● LISTED ENTRIES
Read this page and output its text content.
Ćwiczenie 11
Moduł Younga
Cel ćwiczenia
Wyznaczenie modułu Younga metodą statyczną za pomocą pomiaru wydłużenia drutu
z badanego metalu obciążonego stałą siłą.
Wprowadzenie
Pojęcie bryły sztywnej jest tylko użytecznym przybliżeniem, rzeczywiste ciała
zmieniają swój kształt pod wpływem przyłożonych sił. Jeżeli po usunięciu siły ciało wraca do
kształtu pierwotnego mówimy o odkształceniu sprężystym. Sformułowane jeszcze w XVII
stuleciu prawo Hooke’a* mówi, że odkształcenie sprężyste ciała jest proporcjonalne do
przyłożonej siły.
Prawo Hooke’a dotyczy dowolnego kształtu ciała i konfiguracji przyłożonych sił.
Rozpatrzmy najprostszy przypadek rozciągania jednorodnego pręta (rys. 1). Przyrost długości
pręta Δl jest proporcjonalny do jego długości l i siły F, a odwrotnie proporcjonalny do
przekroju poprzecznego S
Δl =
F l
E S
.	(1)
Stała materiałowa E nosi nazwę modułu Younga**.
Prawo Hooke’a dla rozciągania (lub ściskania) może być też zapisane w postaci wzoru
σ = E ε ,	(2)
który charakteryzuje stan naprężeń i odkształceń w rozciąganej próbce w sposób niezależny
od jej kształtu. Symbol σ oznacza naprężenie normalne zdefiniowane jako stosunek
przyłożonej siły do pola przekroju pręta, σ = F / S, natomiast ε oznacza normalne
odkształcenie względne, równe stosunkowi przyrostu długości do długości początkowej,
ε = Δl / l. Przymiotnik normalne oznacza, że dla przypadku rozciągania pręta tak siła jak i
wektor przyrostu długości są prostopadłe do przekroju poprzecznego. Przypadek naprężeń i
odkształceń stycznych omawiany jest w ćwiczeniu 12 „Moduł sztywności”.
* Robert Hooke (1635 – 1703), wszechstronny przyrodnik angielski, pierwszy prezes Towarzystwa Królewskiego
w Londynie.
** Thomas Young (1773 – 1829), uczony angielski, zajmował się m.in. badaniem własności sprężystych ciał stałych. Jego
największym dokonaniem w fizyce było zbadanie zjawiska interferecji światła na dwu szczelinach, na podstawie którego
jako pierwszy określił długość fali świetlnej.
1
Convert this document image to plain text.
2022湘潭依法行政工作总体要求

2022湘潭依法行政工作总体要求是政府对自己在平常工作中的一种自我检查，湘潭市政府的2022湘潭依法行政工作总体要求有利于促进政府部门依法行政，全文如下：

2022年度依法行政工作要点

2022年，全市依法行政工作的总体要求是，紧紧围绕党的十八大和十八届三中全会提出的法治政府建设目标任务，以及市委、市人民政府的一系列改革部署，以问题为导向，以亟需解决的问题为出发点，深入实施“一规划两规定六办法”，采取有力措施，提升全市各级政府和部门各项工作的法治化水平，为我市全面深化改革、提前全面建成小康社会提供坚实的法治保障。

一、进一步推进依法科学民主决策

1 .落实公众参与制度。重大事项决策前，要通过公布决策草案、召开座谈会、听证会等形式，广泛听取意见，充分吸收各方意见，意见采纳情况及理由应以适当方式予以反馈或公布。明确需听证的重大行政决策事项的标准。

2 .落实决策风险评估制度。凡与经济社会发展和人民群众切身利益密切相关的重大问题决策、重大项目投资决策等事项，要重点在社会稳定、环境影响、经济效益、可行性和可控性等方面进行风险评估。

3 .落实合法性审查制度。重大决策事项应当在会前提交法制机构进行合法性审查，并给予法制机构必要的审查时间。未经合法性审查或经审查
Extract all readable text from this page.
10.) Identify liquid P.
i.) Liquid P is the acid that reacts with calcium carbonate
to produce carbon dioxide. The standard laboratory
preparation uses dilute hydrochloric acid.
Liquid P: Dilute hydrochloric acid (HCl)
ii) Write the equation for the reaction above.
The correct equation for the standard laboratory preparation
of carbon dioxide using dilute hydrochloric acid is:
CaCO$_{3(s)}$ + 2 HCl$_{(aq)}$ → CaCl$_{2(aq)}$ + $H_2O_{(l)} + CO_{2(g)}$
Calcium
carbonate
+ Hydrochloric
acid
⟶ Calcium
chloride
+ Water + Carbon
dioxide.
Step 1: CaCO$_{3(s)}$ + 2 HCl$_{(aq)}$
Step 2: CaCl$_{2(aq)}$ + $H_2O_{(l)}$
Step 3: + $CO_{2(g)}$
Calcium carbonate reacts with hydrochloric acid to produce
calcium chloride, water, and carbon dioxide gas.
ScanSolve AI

● REQUIRED WORK
Report the number of lines in the listing where the string "Step" appears, and nothing besides.

● REPLY
3